**REQUIRED WORK**. Rewrite all of the lines below, changing "bounding boxes" to "coordinates" and leaving everything else unchanged. Omit the pictures from your answer.

**DATA SECTION**.
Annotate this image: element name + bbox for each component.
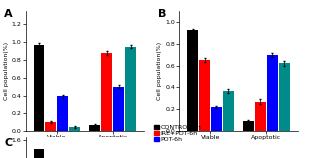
Bar	[199, 60, 210, 131]
Bar	[89, 125, 100, 131]
Text: C: C	[4, 138, 12, 148]
Bar	[187, 30, 198, 131]
Text: B: B	[158, 9, 166, 19]
Bar	[34, 149, 44, 158]
Bar	[125, 47, 136, 131]
Bar	[211, 107, 222, 131]
Bar	[255, 102, 266, 131]
Legend: CONTROL-0h, IRE+PDT-0h, POT-0h, IRE-0h: CONTROL-0h, IRE+PDT-0h, POT-0h, IRE-0h	[204, 14, 253, 39]
Bar	[69, 127, 80, 131]
Bar	[34, 45, 44, 131]
Bar	[101, 53, 112, 131]
Bar	[45, 122, 56, 131]
Bar	[267, 55, 278, 131]
Y-axis label: Cell population(%): Cell population(%)	[4, 42, 9, 100]
Text: A: A	[4, 9, 13, 19]
Bar	[243, 121, 254, 131]
Y-axis label: Cell population(%): Cell population(%)	[157, 42, 162, 100]
Legend: CONTROL-6h, IRE+PDT-6h, POT-6h: CONTROL-6h, IRE+PDT-6h, POT-6h	[153, 124, 202, 143]
Bar	[279, 64, 290, 131]
Bar	[113, 87, 124, 131]
Bar	[57, 96, 68, 131]
Bar	[223, 91, 234, 131]
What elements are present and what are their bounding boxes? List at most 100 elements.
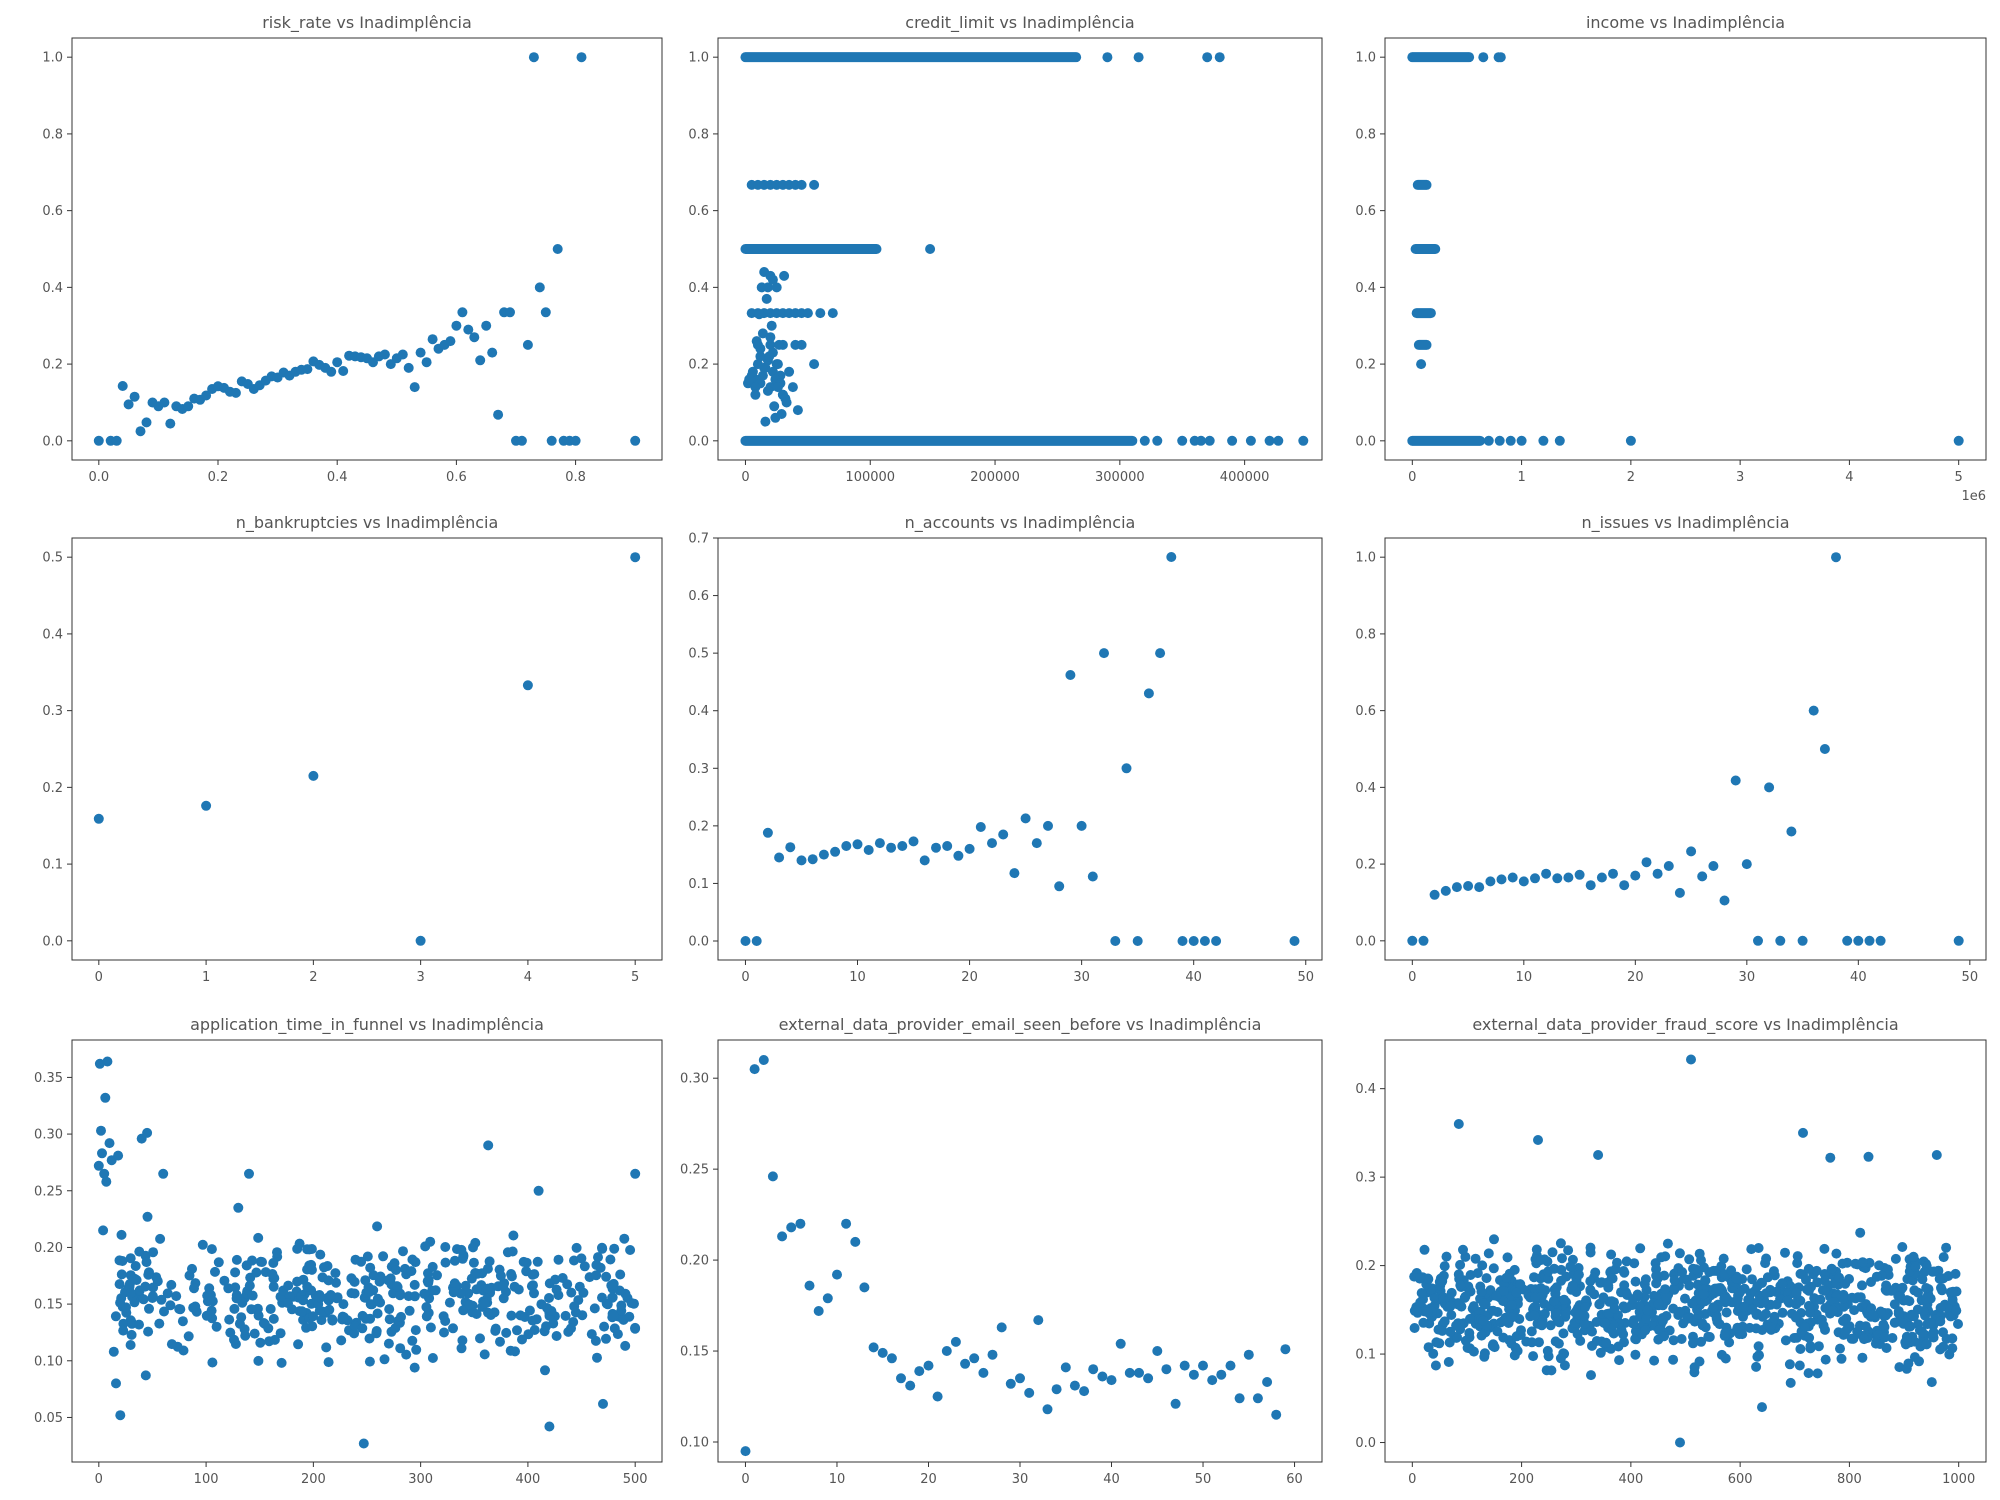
data-point xyxy=(384,1304,395,1315)
data-point xyxy=(1842,935,1853,946)
data-point xyxy=(1492,1326,1503,1337)
data-point xyxy=(818,849,829,860)
data-point xyxy=(1608,868,1618,879)
data-point xyxy=(451,320,462,331)
data-point xyxy=(283,1298,293,1309)
data-point xyxy=(1765,1321,1776,1332)
data-point xyxy=(1752,1351,1763,1362)
data-point xyxy=(126,1329,137,1340)
data-point xyxy=(1797,935,1808,946)
y-tick-label: 1.0 xyxy=(1355,51,1376,66)
y-tick-label: 0.6 xyxy=(688,589,709,604)
y-tick-label: 0.0 xyxy=(42,934,63,949)
data-point xyxy=(326,366,337,377)
data-point xyxy=(230,1282,241,1293)
data-point xyxy=(1711,1313,1722,1324)
data-point xyxy=(1881,1280,1892,1291)
data-point xyxy=(1024,1387,1035,1398)
y-tick-label: 0.4 xyxy=(42,627,63,642)
data-point xyxy=(760,362,771,373)
subplot-title: n_bankruptcies vs Inadimplência xyxy=(236,513,499,533)
data-point xyxy=(257,1257,267,1267)
data-point xyxy=(551,1331,562,1341)
data-point xyxy=(1794,1360,1805,1371)
data-point xyxy=(171,1291,182,1302)
data-point xyxy=(1079,1386,1090,1397)
data-point xyxy=(490,1325,501,1336)
data-point xyxy=(468,1242,478,1253)
data-point xyxy=(457,1335,468,1346)
data-point xyxy=(1950,1268,1961,1279)
data-point xyxy=(1177,936,1188,946)
data-point xyxy=(841,1218,852,1229)
data-point xyxy=(409,1291,420,1302)
data-point xyxy=(213,1257,224,1268)
data-point xyxy=(403,362,414,373)
data-point xyxy=(1784,1359,1795,1370)
data-point xyxy=(1102,52,1113,63)
data-point xyxy=(1857,1352,1868,1363)
data-point xyxy=(421,1311,432,1322)
data-point xyxy=(484,1256,495,1267)
data-point xyxy=(135,426,146,437)
data-point xyxy=(1925,1317,1936,1328)
data-point xyxy=(1439,1316,1450,1327)
data-point xyxy=(315,1249,326,1260)
data-point xyxy=(97,1148,107,1159)
y-tick-label: 0.2 xyxy=(42,781,63,796)
data-point xyxy=(225,1327,236,1338)
y-tick-label: 0.20 xyxy=(680,1254,709,1269)
data-point xyxy=(802,308,813,319)
data-point xyxy=(1678,1318,1689,1329)
data-point xyxy=(1196,435,1206,446)
data-point xyxy=(761,293,772,304)
data-point xyxy=(1913,1287,1923,1298)
data-point xyxy=(1550,1288,1561,1299)
data-point xyxy=(1526,1326,1537,1337)
data-point xyxy=(463,324,474,335)
data-point xyxy=(809,359,820,370)
data-point xyxy=(1857,1257,1868,1268)
data-point xyxy=(1630,870,1641,881)
data-point xyxy=(475,355,486,366)
data-point xyxy=(1747,1274,1757,1285)
data-point xyxy=(1496,874,1507,885)
data-point xyxy=(1437,1276,1448,1287)
data-point xyxy=(1703,1331,1714,1342)
data-point xyxy=(275,1328,286,1339)
data-point xyxy=(349,1288,360,1299)
data-point xyxy=(308,770,319,781)
data-point xyxy=(283,1280,294,1291)
data-point xyxy=(134,1285,145,1296)
data-point xyxy=(1820,1354,1831,1365)
x-tick-label: 300000 xyxy=(1095,470,1145,485)
data-point xyxy=(1819,1243,1830,1254)
data-point xyxy=(410,1325,421,1336)
data-point xyxy=(1953,935,1964,946)
data-point xyxy=(1825,1152,1836,1163)
data-point xyxy=(1642,1305,1653,1316)
x-tick-label: 30 xyxy=(1073,970,1090,985)
data-point xyxy=(529,1288,539,1299)
data-point xyxy=(546,435,557,446)
data-point xyxy=(822,1293,833,1304)
data-point xyxy=(877,1347,888,1358)
data-point xyxy=(339,1312,349,1323)
data-point xyxy=(1170,1398,1181,1409)
y-tick-label: 0.3 xyxy=(42,704,63,719)
data-point xyxy=(540,307,551,318)
data-point xyxy=(1534,1337,1544,1348)
data-point xyxy=(1951,1305,1962,1316)
data-point xyxy=(1780,1335,1791,1346)
data-point xyxy=(440,1242,451,1252)
y-tick-label: 0.3 xyxy=(1355,1171,1376,1186)
data-point xyxy=(1501,1272,1512,1283)
data-point xyxy=(896,1373,906,1384)
data-point xyxy=(1600,1318,1611,1329)
data-point xyxy=(754,309,765,320)
data-point xyxy=(1227,435,1238,446)
data-point xyxy=(349,1328,360,1339)
data-point xyxy=(102,1056,113,1067)
y-tick-label: 0.8 xyxy=(688,127,709,142)
x-tick-label: 0 xyxy=(1408,470,1416,485)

**IN RESPONSE**.
Annotate this image: element name + bbox for each component.
Bar	[199, 60, 210, 131]
Bar	[89, 125, 100, 131]
Text: C: C	[4, 138, 12, 148]
Bar	[187, 30, 198, 131]
Text: B: B	[158, 9, 166, 19]
Bar	[34, 149, 44, 158]
Bar	[125, 47, 136, 131]
Bar	[211, 107, 222, 131]
Bar	[255, 102, 266, 131]
Legend: CONTROL-0h, IRE+PDT-0h, POT-0h, IRE-0h: CONTROL-0h, IRE+PDT-0h, POT-0h, IRE-0h	[204, 14, 253, 39]
Bar	[69, 127, 80, 131]
Bar	[34, 45, 44, 131]
Bar	[101, 53, 112, 131]
Bar	[45, 122, 56, 131]
Bar	[267, 55, 278, 131]
Y-axis label: Cell population(%): Cell population(%)	[4, 42, 9, 100]
Text: A: A	[4, 9, 13, 19]
Bar	[243, 121, 254, 131]
Y-axis label: Cell population(%): Cell population(%)	[157, 42, 162, 100]
Legend: CONTROL-6h, IRE+PDT-6h, POT-6h: CONTROL-6h, IRE+PDT-6h, POT-6h	[153, 124, 202, 143]
Bar	[279, 64, 290, 131]
Bar	[113, 87, 124, 131]
Bar	[57, 96, 68, 131]
Bar	[223, 91, 234, 131]
What elements are present and what are their coordinates? List at most 100 elements.
data-point xyxy=(384,1304,395,1315)
data-point xyxy=(1842,935,1853,946)
data-point xyxy=(1492,1326,1503,1337)
data-point xyxy=(818,849,829,860)
data-point xyxy=(1608,868,1618,879)
data-point xyxy=(451,320,462,331)
data-point xyxy=(283,1298,293,1309)
data-point xyxy=(1765,1321,1776,1332)
data-point xyxy=(1752,1351,1763,1362)
data-point xyxy=(126,1329,137,1340)
data-point xyxy=(1797,935,1808,946)
y-tick-label: 1.0 xyxy=(1355,51,1376,66)
y-tick-label: 0.6 xyxy=(688,589,709,604)
y-tick-label: 0.0 xyxy=(42,934,63,949)
data-point xyxy=(326,366,337,377)
data-point xyxy=(230,1282,241,1293)
data-point xyxy=(1711,1313,1722,1324)
data-point xyxy=(1881,1280,1892,1291)
data-point xyxy=(1024,1387,1035,1398)
y-tick-label: 0.4 xyxy=(42,627,63,642)
data-point xyxy=(760,362,771,373)
subplot-title: n_bankruptcies vs Inadimplência xyxy=(236,513,499,533)
data-point xyxy=(257,1257,267,1267)
data-point xyxy=(551,1331,562,1341)
data-point xyxy=(1794,1360,1805,1371)
data-point xyxy=(171,1291,182,1302)
data-point xyxy=(1079,1386,1090,1397)
data-point xyxy=(490,1325,501,1336)
data-point xyxy=(468,1242,478,1253)
data-point xyxy=(457,1335,468,1346)
data-point xyxy=(1950,1268,1961,1279)
data-point xyxy=(1177,936,1188,946)
data-point xyxy=(841,1218,852,1229)
data-point xyxy=(409,1291,420,1302)
data-point xyxy=(213,1257,224,1268)
data-point xyxy=(403,362,414,373)
data-point xyxy=(1784,1359,1795,1370)
data-point xyxy=(1102,52,1113,63)
data-point xyxy=(1857,1352,1868,1363)
data-point xyxy=(421,1311,432,1322)
data-point xyxy=(484,1256,495,1267)
data-point xyxy=(135,426,146,437)
data-point xyxy=(1925,1317,1936,1328)
data-point xyxy=(1439,1316,1450,1327)
data-point xyxy=(315,1249,326,1260)
data-point xyxy=(97,1148,107,1159)
y-tick-label: 0.2 xyxy=(42,781,63,796)
data-point xyxy=(225,1327,236,1338)
y-tick-label: 0.20 xyxy=(680,1254,709,1269)
data-point xyxy=(802,308,813,319)
data-point xyxy=(1678,1318,1689,1329)
data-point xyxy=(1196,435,1206,446)
data-point xyxy=(761,293,772,304)
data-point xyxy=(1913,1287,1923,1298)
data-point xyxy=(1550,1288,1561,1299)
data-point xyxy=(1526,1326,1537,1337)
data-point xyxy=(463,324,474,335)
data-point xyxy=(809,359,820,370)
data-point xyxy=(1857,1257,1868,1268)
data-point xyxy=(1630,870,1641,881)
data-point xyxy=(475,355,486,366)
data-point xyxy=(1747,1274,1757,1285)
data-point xyxy=(1496,874,1507,885)
data-point xyxy=(1437,1276,1448,1287)
data-point xyxy=(1703,1331,1714,1342)
data-point xyxy=(275,1328,286,1339)
data-point xyxy=(349,1288,360,1299)
data-point xyxy=(308,770,319,781)
data-point xyxy=(283,1280,294,1291)
data-point xyxy=(134,1285,145,1296)
data-point xyxy=(1820,1354,1831,1365)
x-tick-label: 300000 xyxy=(1095,470,1145,485)
data-point xyxy=(1819,1243,1830,1254)
data-point xyxy=(410,1325,421,1336)
data-point xyxy=(1953,935,1964,946)
data-point xyxy=(1825,1152,1836,1163)
data-point xyxy=(1642,1305,1653,1316)
x-tick-label: 30 xyxy=(1073,970,1090,985)
data-point xyxy=(529,1288,539,1299)
data-point xyxy=(546,435,557,446)
data-point xyxy=(822,1293,833,1304)
data-point xyxy=(877,1347,888,1358)
data-point xyxy=(339,1312,349,1323)
data-point xyxy=(1170,1398,1181,1409)
y-tick-label: 0.3 xyxy=(42,704,63,719)
data-point xyxy=(540,307,551,318)
data-point xyxy=(1534,1337,1544,1348)
data-point xyxy=(1951,1305,1962,1316)
data-point xyxy=(1780,1335,1791,1346)
data-point xyxy=(440,1242,451,1252)
y-tick-label: 0.3 xyxy=(1355,1171,1376,1186)
data-point xyxy=(1501,1272,1512,1283)
data-point xyxy=(896,1373,906,1384)
data-point xyxy=(1600,1318,1611,1329)
data-point xyxy=(754,309,765,320)
data-point xyxy=(1227,435,1238,446)
data-point xyxy=(349,1328,360,1339)
data-point xyxy=(102,1056,113,1067)
y-tick-label: 0.8 xyxy=(688,127,709,142)
x-tick-label: 0 xyxy=(1408,470,1416,485)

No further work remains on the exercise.